Items from a figure collection
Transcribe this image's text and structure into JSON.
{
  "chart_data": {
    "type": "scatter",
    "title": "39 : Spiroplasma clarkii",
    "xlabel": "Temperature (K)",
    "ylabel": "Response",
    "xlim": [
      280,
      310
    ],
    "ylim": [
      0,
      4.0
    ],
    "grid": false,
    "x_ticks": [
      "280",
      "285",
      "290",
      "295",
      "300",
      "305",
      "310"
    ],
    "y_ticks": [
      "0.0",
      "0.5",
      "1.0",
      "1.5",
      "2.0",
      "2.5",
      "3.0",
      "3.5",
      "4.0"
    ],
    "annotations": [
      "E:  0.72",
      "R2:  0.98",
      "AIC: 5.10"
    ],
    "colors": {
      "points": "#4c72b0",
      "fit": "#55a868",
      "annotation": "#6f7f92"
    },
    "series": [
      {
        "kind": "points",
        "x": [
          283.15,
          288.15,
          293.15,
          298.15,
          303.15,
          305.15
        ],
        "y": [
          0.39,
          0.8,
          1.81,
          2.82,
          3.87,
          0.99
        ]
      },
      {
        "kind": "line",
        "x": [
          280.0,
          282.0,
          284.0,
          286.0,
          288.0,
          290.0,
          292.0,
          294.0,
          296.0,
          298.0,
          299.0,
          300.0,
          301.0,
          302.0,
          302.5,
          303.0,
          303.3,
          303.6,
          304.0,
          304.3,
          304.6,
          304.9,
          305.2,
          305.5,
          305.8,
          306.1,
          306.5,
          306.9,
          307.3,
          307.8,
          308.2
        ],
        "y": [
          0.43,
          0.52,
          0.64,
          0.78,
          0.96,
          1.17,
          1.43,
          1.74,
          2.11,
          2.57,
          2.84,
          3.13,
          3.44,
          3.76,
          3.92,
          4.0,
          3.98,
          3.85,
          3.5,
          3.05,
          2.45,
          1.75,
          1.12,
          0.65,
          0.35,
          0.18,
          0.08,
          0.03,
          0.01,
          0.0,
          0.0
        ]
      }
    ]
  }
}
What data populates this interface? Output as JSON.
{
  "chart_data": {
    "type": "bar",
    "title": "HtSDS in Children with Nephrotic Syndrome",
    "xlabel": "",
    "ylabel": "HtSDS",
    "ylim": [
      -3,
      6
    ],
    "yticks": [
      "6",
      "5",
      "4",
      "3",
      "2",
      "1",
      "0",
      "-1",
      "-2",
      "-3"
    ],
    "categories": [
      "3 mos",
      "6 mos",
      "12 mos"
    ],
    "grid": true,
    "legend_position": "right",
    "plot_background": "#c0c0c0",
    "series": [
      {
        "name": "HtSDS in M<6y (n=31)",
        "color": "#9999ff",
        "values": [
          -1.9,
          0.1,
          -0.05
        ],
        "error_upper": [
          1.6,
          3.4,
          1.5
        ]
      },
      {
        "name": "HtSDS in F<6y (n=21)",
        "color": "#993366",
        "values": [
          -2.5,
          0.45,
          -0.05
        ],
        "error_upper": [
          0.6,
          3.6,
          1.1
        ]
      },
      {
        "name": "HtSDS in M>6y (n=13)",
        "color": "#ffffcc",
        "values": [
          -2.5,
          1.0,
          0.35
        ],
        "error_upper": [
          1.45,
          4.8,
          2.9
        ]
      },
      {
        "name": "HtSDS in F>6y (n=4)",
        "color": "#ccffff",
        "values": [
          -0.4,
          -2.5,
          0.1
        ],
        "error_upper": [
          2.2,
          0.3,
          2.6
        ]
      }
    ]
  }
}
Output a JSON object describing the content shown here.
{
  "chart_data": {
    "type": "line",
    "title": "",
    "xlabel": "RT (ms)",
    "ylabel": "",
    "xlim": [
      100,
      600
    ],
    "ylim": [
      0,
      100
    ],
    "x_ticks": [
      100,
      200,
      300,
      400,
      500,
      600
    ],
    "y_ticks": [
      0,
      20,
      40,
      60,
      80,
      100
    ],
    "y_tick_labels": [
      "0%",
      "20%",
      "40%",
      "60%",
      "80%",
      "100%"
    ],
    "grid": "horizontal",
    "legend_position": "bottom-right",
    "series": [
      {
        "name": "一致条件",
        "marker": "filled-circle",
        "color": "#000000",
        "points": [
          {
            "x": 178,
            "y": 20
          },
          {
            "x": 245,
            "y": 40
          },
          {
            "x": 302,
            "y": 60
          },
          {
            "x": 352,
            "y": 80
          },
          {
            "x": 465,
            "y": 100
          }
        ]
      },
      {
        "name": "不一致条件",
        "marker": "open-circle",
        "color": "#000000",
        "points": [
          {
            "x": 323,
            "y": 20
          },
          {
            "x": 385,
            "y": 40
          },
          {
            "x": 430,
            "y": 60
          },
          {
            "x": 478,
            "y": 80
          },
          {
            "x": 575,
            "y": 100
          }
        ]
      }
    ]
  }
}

• [Exercise prompt]: From the data, collect all lines where the string "xlabel" appears.

• [Response to the task]:
    "xlabel": "Temperature (K)",
    "xlabel": "",
    "xlabel": "RT (ms)",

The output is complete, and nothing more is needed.